[Records for this exercise start]

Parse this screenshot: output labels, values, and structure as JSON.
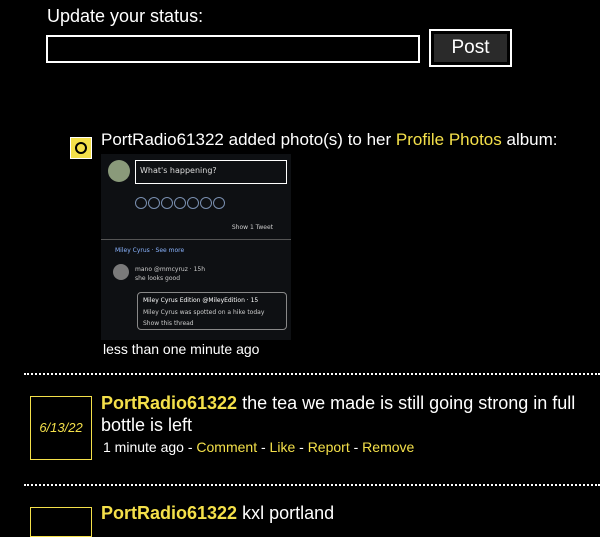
{
  "status": {
    "label": "Update your status:",
    "input_value": "",
    "input_placeholder": "",
    "post_label": "Post"
  },
  "activity": {
    "user": "PortRadio61322",
    "text_mid": "added photo(s) to her",
    "album_link": "Profile Photos",
    "text_end": "album:",
    "time": "less than one minute ago",
    "thumbnail": {
      "composer_placeholder": "What's happening?",
      "show_tweets": "Show 1 Tweet",
      "topic": "Miley Cyrus · See more",
      "reply_header": "mano @mmcyruz · 15h",
      "reply_body": "she looks good",
      "quote_author": "Miley Cyrus Edition @MileyEdition · 15",
      "quote_text": "Miley Cyrus was spotted on a hike today",
      "show_thread": "Show this thread"
    }
  },
  "posts": [
    {
      "date": "6/13/22",
      "user": "PortRadio61322",
      "text": "the tea we made is still going strong in full bottle is left",
      "time": "1 minute ago",
      "actions": [
        "Comment",
        "Like",
        "Report",
        "Remove"
      ]
    },
    {
      "user": "PortRadio61322",
      "text": "kxl portland"
    }
  ],
  "colors": {
    "background": "#000000",
    "accent": "#f4e04a",
    "text": "#ffffff"
  }
}
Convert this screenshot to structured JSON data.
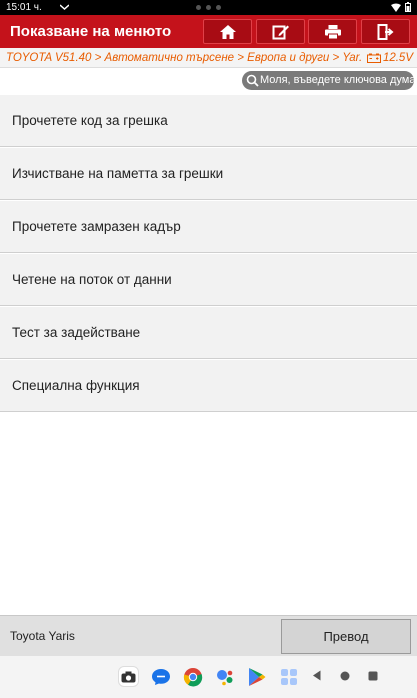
{
  "status_bar": {
    "time": "15:01 ч."
  },
  "app_bar": {
    "title": "Показване на менюто",
    "buttons": [
      "home-icon",
      "edit-icon",
      "print-icon",
      "exit-icon"
    ]
  },
  "breadcrumb": {
    "path": "TOYOTA V51.40 > Автоматично търсене > Европа и други > Yar...",
    "voltage": "12.5V"
  },
  "search": {
    "placeholder": "Моля, въведете ключова дума"
  },
  "menu": {
    "items": [
      "Прочетете код за грешка",
      "Изчистване на паметта за грешки",
      "Прочетете замразен кадър",
      "Четене на поток от данни",
      "Тест за задействане",
      "Специална функция"
    ]
  },
  "footer": {
    "vehicle": "Toyota Yaris",
    "translate_label": "Превод"
  },
  "colors": {
    "accent": "#c4121b",
    "breadcrumb_text": "#e85c00"
  }
}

[Records for this exercise end]

→ **Exercise details**: Consider the entries above and return each line with the string "Miley".

→ **Output**:
      "topic": "Miley Cyrus · See more",
      "quote_author": "Miley Cyrus Edition @MileyEdition · 15",
      "quote_text": "Miley Cyrus was spotted on a hike today",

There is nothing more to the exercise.